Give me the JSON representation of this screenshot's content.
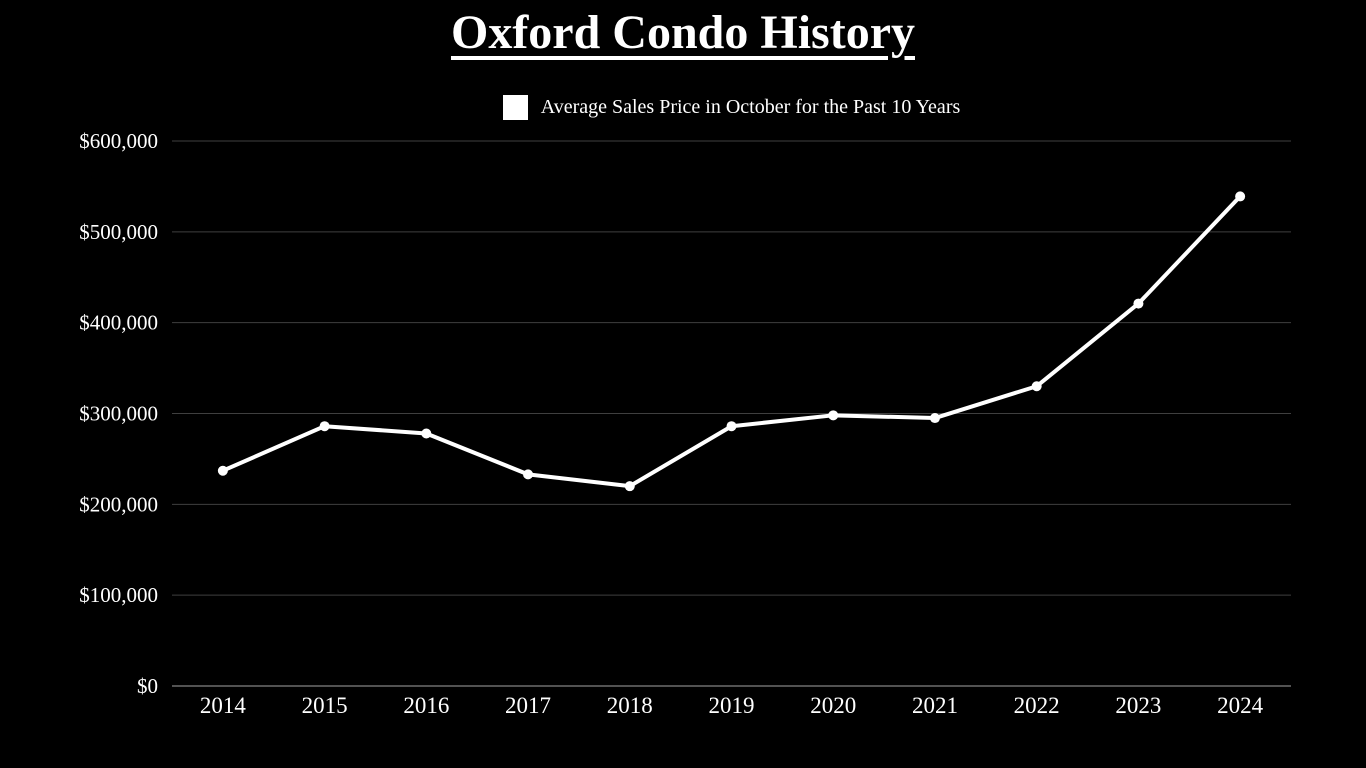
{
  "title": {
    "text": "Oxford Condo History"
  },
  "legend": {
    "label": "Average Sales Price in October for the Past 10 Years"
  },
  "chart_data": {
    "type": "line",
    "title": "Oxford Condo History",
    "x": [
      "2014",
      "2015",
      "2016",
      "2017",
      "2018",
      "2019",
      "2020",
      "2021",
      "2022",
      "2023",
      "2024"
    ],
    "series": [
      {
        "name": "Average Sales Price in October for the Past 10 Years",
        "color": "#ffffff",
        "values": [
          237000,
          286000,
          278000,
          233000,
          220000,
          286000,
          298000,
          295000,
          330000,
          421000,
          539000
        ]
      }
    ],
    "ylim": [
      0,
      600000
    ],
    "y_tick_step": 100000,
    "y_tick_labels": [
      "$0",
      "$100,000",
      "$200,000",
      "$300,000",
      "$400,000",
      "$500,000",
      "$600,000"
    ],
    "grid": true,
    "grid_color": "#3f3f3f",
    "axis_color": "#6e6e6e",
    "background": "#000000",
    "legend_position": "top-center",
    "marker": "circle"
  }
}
========================================
→ Work required
Replicate the material above verbatim; images stay out of the copy.

→ Solution to this exercise
Give me the JSON representation of this screenshot's content.
{
  "title": {
    "text": "Oxford Condo History"
  },
  "legend": {
    "label": "Average Sales Price in October for the Past 10 Years"
  },
  "chart_data": {
    "type": "line",
    "title": "Oxford Condo History",
    "x": [
      "2014",
      "2015",
      "2016",
      "2017",
      "2018",
      "2019",
      "2020",
      "2021",
      "2022",
      "2023",
      "2024"
    ],
    "series": [
      {
        "name": "Average Sales Price in October for the Past 10 Years",
        "color": "#ffffff",
        "values": [
          237000,
          286000,
          278000,
          233000,
          220000,
          286000,
          298000,
          295000,
          330000,
          421000,
          539000
        ]
      }
    ],
    "ylim": [
      0,
      600000
    ],
    "y_tick_step": 100000,
    "y_tick_labels": [
      "$0",
      "$100,000",
      "$200,000",
      "$300,000",
      "$400,000",
      "$500,000",
      "$600,000"
    ],
    "grid": true,
    "grid_color": "#3f3f3f",
    "axis_color": "#6e6e6e",
    "background": "#000000",
    "legend_position": "top-center",
    "marker": "circle"
  }
}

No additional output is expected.